▸ WHAT TO PRODUCE: Each line below should be reproduced without any alteration.

Start of LISTED RECORDS

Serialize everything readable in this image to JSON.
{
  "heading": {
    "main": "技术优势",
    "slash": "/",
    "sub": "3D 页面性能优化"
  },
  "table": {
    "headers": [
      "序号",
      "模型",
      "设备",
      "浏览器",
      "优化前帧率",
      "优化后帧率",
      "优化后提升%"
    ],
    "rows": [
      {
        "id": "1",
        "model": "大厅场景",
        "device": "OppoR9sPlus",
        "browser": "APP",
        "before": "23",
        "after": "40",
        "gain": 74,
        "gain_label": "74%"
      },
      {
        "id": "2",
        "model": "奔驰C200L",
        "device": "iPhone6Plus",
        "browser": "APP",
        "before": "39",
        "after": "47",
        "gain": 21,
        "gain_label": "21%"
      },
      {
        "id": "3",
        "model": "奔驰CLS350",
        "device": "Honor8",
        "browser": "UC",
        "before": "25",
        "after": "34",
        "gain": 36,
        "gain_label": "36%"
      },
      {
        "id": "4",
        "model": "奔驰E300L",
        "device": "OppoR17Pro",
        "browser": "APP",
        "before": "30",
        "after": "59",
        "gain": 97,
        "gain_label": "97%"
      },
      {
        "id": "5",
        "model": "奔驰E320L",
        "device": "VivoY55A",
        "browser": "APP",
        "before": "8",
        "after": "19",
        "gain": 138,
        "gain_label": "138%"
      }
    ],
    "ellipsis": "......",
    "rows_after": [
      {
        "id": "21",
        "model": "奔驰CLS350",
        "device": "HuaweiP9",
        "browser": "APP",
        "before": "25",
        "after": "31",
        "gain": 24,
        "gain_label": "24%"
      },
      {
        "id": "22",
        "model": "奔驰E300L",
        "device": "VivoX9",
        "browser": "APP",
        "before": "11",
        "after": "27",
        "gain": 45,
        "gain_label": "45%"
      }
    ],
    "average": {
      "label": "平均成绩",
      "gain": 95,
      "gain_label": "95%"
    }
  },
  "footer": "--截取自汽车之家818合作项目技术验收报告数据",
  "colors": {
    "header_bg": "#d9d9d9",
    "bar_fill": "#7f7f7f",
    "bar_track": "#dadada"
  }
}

End of LISTED RECORDS

▸ PROBLEM SOLUTION:
Serialize everything readable in this image to JSON.
{
  "heading": {
    "main": "技术优势",
    "slash": "/",
    "sub": "3D 页面性能优化"
  },
  "table": {
    "headers": [
      "序号",
      "模型",
      "设备",
      "浏览器",
      "优化前帧率",
      "优化后帧率",
      "优化后提升%"
    ],
    "rows": [
      {
        "id": "1",
        "model": "大厅场景",
        "device": "OppoR9sPlus",
        "browser": "APP",
        "before": "23",
        "after": "40",
        "gain": 74,
        "gain_label": "74%"
      },
      {
        "id": "2",
        "model": "奔驰C200L",
        "device": "iPhone6Plus",
        "browser": "APP",
        "before": "39",
        "after": "47",
        "gain": 21,
        "gain_label": "21%"
      },
      {
        "id": "3",
        "model": "奔驰CLS350",
        "device": "Honor8",
        "browser": "UC",
        "before": "25",
        "after": "34",
        "gain": 36,
        "gain_label": "36%"
      },
      {
        "id": "4",
        "model": "奔驰E300L",
        "device": "OppoR17Pro",
        "browser": "APP",
        "before": "30",
        "after": "59",
        "gain": 97,
        "gain_label": "97%"
      },
      {
        "id": "5",
        "model": "奔驰E320L",
        "device": "VivoY55A",
        "browser": "APP",
        "before": "8",
        "after": "19",
        "gain": 138,
        "gain_label": "138%"
      }
    ],
    "ellipsis": "......",
    "rows_after": [
      {
        "id": "21",
        "model": "奔驰CLS350",
        "device": "HuaweiP9",
        "browser": "APP",
        "before": "25",
        "after": "31",
        "gain": 24,
        "gain_label": "24%"
      },
      {
        "id": "22",
        "model": "奔驰E300L",
        "device": "VivoX9",
        "browser": "APP",
        "before": "11",
        "after": "27",
        "gain": 45,
        "gain_label": "45%"
      }
    ],
    "average": {
      "label": "平均成绩",
      "gain": 95,
      "gain_label": "95%"
    }
  },
  "footer": "--截取自汽车之家818合作项目技术验收报告数据",
  "colors": {
    "header_bg": "#d9d9d9",
    "bar_fill": "#7f7f7f",
    "bar_track": "#dadada"
  }
}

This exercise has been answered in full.